• _Set task A_
List every proper name that appears in the passage about Winters and Cambridge city politics.

• _Document passage_
Of course, in dishing out criticism, Winters has attracted critics of his own. Some detractors see him as a middle-of-the-road defender of the political status quo, saying he carries water for his political allies -- such as Healy, the city manager -- while throwing cheap shots at people he dislikes. There's little doubt that Cambridge's liberal-progressive establishment is not particularly enamored of Winters; one critic referred to the Journal as a "right-wing e-zine."

More troubling are questions about the role Winters, the person, should play in city politics. Winters doesn't see himself as an actual journalist -- he's more like a digital pamphleteer -- so he doesn't have any compunction about standing up at a city-council meeting and stating his mind on a particular issue (something for which a newspaper reporter would likely be fired). But others see a potential conflict in Winters's dual role as reporter and advocate -- particularly if Winters, as speculated, makes another run for the city council this fall.

• _Set task B_
Rewrite the lines of the records as a JSON list of strings, one string per line. Begin with the line containing "- Bar: [94, 225, 127, 289]", continue through the line containing "- Point: [405, 86, 416, 92]", and include both of those lines.

• _Layout region records_
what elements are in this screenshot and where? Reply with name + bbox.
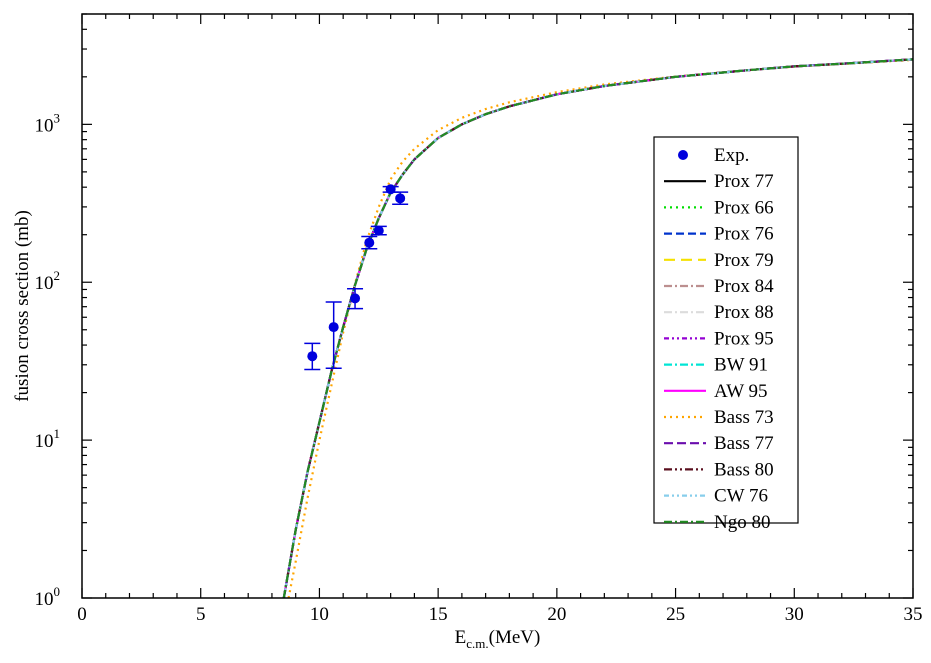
series-line-bass-77 [282, 58, 913, 598]
y-tick-exponent: 2 [54, 268, 61, 283]
y-tick-base: 10 [35, 273, 54, 294]
y-tick-exponent: 3 [54, 110, 61, 125]
exp-data-point [325, 301, 342, 370]
series-line-prox-84 [282, 58, 913, 598]
exp-data-point [361, 235, 378, 250]
legend-label: Bass 73 [714, 407, 774, 428]
experimental-points [304, 184, 409, 371]
exp-data-point [347, 287, 364, 310]
legend-label: Prox 84 [714, 276, 774, 297]
y-tick-exponent: 1 [54, 426, 61, 441]
x-tick-label: 5 [196, 604, 206, 625]
x-tick-label: 15 [429, 604, 448, 625]
y-tick-label: 102 [35, 268, 61, 294]
legend-label: Prox 66 [714, 197, 774, 218]
legend-label: Ngo 80 [714, 512, 770, 533]
series-line-bass-73 [287, 58, 913, 598]
legend-box [653, 136, 799, 524]
y-axis-label: fusion cross section (mb) [12, 210, 33, 402]
x-axis-label: Ec.m.(MeV) [455, 627, 541, 651]
axis-ticks [81, 13, 914, 599]
legend-label: Prox 95 [714, 328, 774, 349]
x-tick-label: 30 [785, 604, 804, 625]
y-tick-label: 100 [35, 584, 61, 610]
series-line-aw-95 [282, 58, 913, 598]
x-tick-label: 20 [547, 604, 566, 625]
exp-marker [307, 351, 318, 362]
y-tick-base: 10 [35, 431, 54, 452]
series-line-bass-80 [282, 58, 913, 598]
legend-label: Prox 77 [714, 171, 774, 192]
x-tick-labels: 0 5 10 15 20 25 30 35 [77, 604, 922, 625]
legend-label: Bass 77 [714, 433, 774, 454]
series-line-prox-88 [282, 58, 913, 598]
exp-data-point [392, 191, 409, 205]
legend-label: BW 91 [714, 355, 768, 376]
series-line-prox-95 [282, 58, 913, 598]
series-line-cw-76 [282, 58, 913, 598]
exp-marker [364, 237, 375, 248]
series-line-bw-91 [282, 58, 913, 598]
legend: Exp. Prox 77 Prox 66 Prox 76 Prox 79 Prox 84 P… [653, 136, 799, 533]
exp-marker [350, 293, 361, 304]
series-line-ngo-80 [282, 58, 913, 598]
exp-marker [328, 322, 339, 333]
legend-label: AW 95 [714, 381, 768, 402]
x-axis-label-sub: c.m. [466, 636, 488, 651]
y-tick-exponent: 0 [54, 584, 61, 599]
x-tick-label: 0 [77, 604, 87, 625]
exp-marker [395, 193, 406, 204]
legend-label: Prox 76 [714, 224, 774, 245]
x-tick-label: 10 [310, 604, 329, 625]
x-axis-label-unit: (MeV) [489, 627, 541, 648]
legend-label: CW 76 [714, 486, 768, 507]
legend-label: Exp. [714, 145, 749, 166]
legend-label: Prox 88 [714, 302, 774, 323]
legend-label: Prox 79 [714, 250, 774, 271]
x-axis-label-main: E [455, 627, 467, 648]
x-tick-label: 25 [666, 604, 685, 625]
exp-data-point [304, 342, 321, 371]
y-tick-label: 103 [35, 110, 61, 136]
series-lines [282, 58, 913, 598]
x-tick-label: 35 [904, 604, 923, 625]
y-tick-base: 10 [35, 115, 54, 136]
series-line-prox-76 [282, 58, 913, 598]
plot-frame [81, 13, 914, 599]
y-tick-label: 101 [35, 426, 61, 452]
exp-marker [373, 225, 384, 236]
series-line-prox-77 [282, 58, 913, 598]
exp-data-point [370, 225, 387, 236]
series-line-prox-79 [282, 58, 913, 598]
legend-exp-marker [678, 150, 688, 160]
y-tick-base: 10 [35, 589, 54, 610]
legend-label: Bass 80 [714, 459, 774, 480]
series-line-prox-66 [282, 58, 913, 598]
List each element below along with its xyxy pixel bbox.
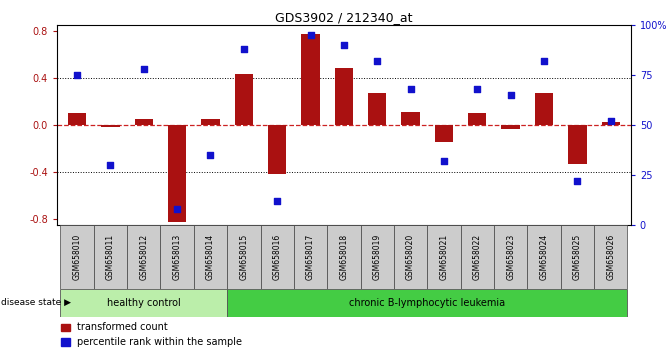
- Bar: [94, 225, 127, 289]
- Text: GSM658016: GSM658016: [272, 234, 282, 280]
- Bar: [568, 125, 586, 164]
- Bar: [235, 74, 253, 125]
- Bar: [427, 225, 460, 289]
- Bar: [101, 125, 119, 127]
- Bar: [468, 113, 486, 125]
- Bar: [227, 225, 260, 289]
- Bar: [227, 289, 627, 317]
- Text: disease state ▶: disease state ▶: [1, 298, 71, 307]
- Point: [338, 42, 349, 48]
- Text: GSM658022: GSM658022: [473, 234, 482, 280]
- Bar: [127, 225, 160, 289]
- Point: [272, 198, 282, 204]
- Point: [205, 152, 216, 158]
- Bar: [602, 122, 620, 125]
- Bar: [135, 119, 153, 125]
- Text: GSM658021: GSM658021: [440, 234, 448, 280]
- Bar: [535, 93, 553, 125]
- Point: [238, 46, 249, 52]
- Point: [505, 92, 516, 98]
- Bar: [561, 225, 594, 289]
- Point: [172, 206, 183, 212]
- Bar: [501, 125, 520, 130]
- Legend: transformed count, percentile rank within the sample: transformed count, percentile rank withi…: [57, 319, 246, 351]
- Point: [405, 86, 416, 92]
- Text: GSM658013: GSM658013: [172, 234, 182, 280]
- Text: GSM658011: GSM658011: [106, 234, 115, 280]
- Bar: [435, 125, 453, 142]
- Point: [72, 72, 83, 78]
- Point: [138, 66, 149, 72]
- Bar: [360, 225, 394, 289]
- Bar: [160, 225, 194, 289]
- Text: GSM658024: GSM658024: [539, 234, 548, 280]
- Bar: [194, 225, 227, 289]
- Text: GSM658012: GSM658012: [140, 234, 148, 280]
- Bar: [260, 225, 294, 289]
- Point: [472, 86, 482, 92]
- Text: GSM658018: GSM658018: [340, 234, 348, 280]
- Point: [605, 118, 616, 124]
- Bar: [335, 68, 353, 125]
- Text: healthy control: healthy control: [107, 298, 180, 308]
- Text: GSM658019: GSM658019: [373, 234, 382, 280]
- Text: GSM658026: GSM658026: [606, 234, 615, 280]
- Point: [572, 178, 582, 184]
- Bar: [168, 125, 187, 222]
- Bar: [60, 289, 227, 317]
- Bar: [201, 119, 219, 125]
- Point: [439, 158, 450, 164]
- Bar: [60, 225, 94, 289]
- Title: GDS3902 / 212340_at: GDS3902 / 212340_at: [275, 11, 413, 24]
- Point: [539, 58, 550, 64]
- Text: GSM658025: GSM658025: [573, 234, 582, 280]
- Bar: [394, 225, 427, 289]
- Bar: [527, 225, 561, 289]
- Text: GSM658010: GSM658010: [72, 234, 82, 280]
- Point: [105, 162, 116, 168]
- Bar: [368, 93, 386, 125]
- Bar: [494, 225, 527, 289]
- Bar: [401, 112, 420, 125]
- Text: chronic B-lymphocytic leukemia: chronic B-lymphocytic leukemia: [349, 298, 505, 308]
- Text: GSM658020: GSM658020: [406, 234, 415, 280]
- Point: [305, 32, 316, 38]
- Bar: [594, 225, 627, 289]
- Text: GSM658014: GSM658014: [206, 234, 215, 280]
- Bar: [294, 225, 327, 289]
- Text: GSM658017: GSM658017: [306, 234, 315, 280]
- Bar: [301, 34, 319, 125]
- Bar: [268, 125, 287, 174]
- Text: GSM658023: GSM658023: [506, 234, 515, 280]
- Text: GSM658015: GSM658015: [240, 234, 248, 280]
- Bar: [460, 225, 494, 289]
- Point: [372, 58, 382, 64]
- Bar: [68, 113, 86, 125]
- Bar: [327, 225, 360, 289]
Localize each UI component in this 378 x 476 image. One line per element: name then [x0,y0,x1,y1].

• _Output A_
- Winters
- Healy
- Cambridge
- Journal

• _Output B_
[
  "- Bar: [94, 225, 127, 289]",
  "- Text: GSM658016: GSM658016: [272, 234, 282, 280]",
  "- Bar: [568, 125, 586, 164]",
  "- Bar: [235, 74, 253, 125]",
  "- Bar: [427, 225, 460, 289]",
  "- Bar: [101, 125, 119, 127]",
  "- Bar: [468, 113, 486, 125]",
  "- Bar: [227, 225, 260, 289]",
  "- Bar: [227, 289, 627, 317]",
  "- Text: disease state ▶: disease state ▶: [1, 298, 71, 307]",
  "- Point: [338, 42, 349, 48]",
  "- Text: GSM658022: GSM658022: [473, 234, 482, 280]",
  "- Bar: [127, 225, 160, 289]",
  "- Point: [272, 198, 282, 204]",
  "- Point: [205, 152, 216, 158]",
  "- Bar: [602, 122, 620, 125]",
  "- Bar: [135, 119, 153, 125]",
  "- Text: GSM658021: GSM658021: [440, 234, 448, 280]",
  "- Bar: [535, 93, 553, 125]",
  "- Point: [238, 46, 249, 52]",
  "- Point: [505, 92, 516, 98]",
  "- Bar: [561, 225, 594, 289]",
  "- Point: [172, 206, 183, 212]",
  "- Bar: [501, 125, 520, 130]",
  "- Legend: transformed count, percentile rank within the sample: transformed count, percentile rank withi…: [57, 319, 246, 351]",
  "- Point: [405, 86, 416, 92]"
]